- [What to work on]: Retype the listing that follows, word for word.

- [Extracted data entries]:
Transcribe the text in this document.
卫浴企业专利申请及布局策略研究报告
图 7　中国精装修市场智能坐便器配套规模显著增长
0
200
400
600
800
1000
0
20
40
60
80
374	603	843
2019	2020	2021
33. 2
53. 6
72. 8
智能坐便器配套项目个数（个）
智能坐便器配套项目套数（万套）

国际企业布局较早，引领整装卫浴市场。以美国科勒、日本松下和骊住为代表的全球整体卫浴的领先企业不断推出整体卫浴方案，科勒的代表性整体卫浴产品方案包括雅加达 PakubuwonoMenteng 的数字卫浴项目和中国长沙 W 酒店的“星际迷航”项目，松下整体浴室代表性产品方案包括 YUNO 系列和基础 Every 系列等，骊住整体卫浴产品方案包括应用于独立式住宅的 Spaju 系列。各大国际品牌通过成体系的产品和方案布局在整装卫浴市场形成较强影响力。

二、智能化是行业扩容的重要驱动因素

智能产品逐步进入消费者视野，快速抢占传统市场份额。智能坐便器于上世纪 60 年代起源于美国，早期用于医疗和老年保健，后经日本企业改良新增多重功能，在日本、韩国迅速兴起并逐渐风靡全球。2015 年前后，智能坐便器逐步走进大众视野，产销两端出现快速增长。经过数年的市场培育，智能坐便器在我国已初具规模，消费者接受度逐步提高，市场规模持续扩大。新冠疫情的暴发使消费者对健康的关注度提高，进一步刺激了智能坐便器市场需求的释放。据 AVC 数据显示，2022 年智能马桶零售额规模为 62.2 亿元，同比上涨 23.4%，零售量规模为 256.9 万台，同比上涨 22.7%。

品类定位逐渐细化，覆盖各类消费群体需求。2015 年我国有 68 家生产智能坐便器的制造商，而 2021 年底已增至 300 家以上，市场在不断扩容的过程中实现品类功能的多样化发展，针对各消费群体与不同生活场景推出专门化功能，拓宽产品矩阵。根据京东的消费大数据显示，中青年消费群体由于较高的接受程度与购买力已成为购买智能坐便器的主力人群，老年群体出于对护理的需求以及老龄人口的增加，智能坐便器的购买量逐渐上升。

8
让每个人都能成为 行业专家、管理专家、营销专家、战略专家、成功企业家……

- [Answer below]:
Transcribe the text in this document.
卫浴企业专利申请及布局策略研究报告
图 7　中国精装修市场智能坐便器配套规模显著增长
0
200
400
600
800
1000
0
20
40
60
80
374	603	843
2019	2020	2021
33. 2
53. 6
72. 8
智能坐便器配套项目个数（个）
智能坐便器配套项目套数（万套）

国际企业布局较早，引领整装卫浴市场。以美国科勒、日本松下和骊住为代表的全球整体卫浴的领先企业不断推出整体卫浴方案，科勒的代表性整体卫浴产品方案包括雅加达 PakubuwonoMenteng 的数字卫浴项目和中国长沙 W 酒店的“星际迷航”项目，松下整体浴室代表性产品方案包括 YUNO 系列和基础 Every 系列等，骊住整体卫浴产品方案包括应用于独立式住宅的 Spaju 系列。各大国际品牌通过成体系的产品和方案布局在整装卫浴市场形成较强影响力。

二、智能化是行业扩容的重要驱动因素

智能产品逐步进入消费者视野，快速抢占传统市场份额。智能坐便器于上世纪 60 年代起源于美国，早期用于医疗和老年保健，后经日本企业改良新增多重功能，在日本、韩国迅速兴起并逐渐风靡全球。2015 年前后，智能坐便器逐步走进大众视野，产销两端出现快速增长。经过数年的市场培育，智能坐便器在我国已初具规模，消费者接受度逐步提高，市场规模持续扩大。新冠疫情的暴发使消费者对健康的关注度提高，进一步刺激了智能坐便器市场需求的释放。据 AVC 数据显示，2022 年智能马桶零售额规模为 62.2 亿元，同比上涨 23.4%，零售量规模为 256.9 万台，同比上涨 22.7%。

品类定位逐渐细化，覆盖各类消费群体需求。2015 年我国有 68 家生产智能坐便器的制造商，而 2021 年底已增至 300 家以上，市场在不断扩容的过程中实现品类功能的多样化发展，针对各消费群体与不同生活场景推出专门化功能，拓宽产品矩阵。根据京东的消费大数据显示，中青年消费群体由于较高的接受程度与购买力已成为购买智能坐便器的主力人群，老年群体出于对护理的需求以及老龄人口的增加，智能坐便器的购买量逐渐上升。

8
让每个人都能成为 行业专家、管理专家、营销专家、战略专家、成功企业家……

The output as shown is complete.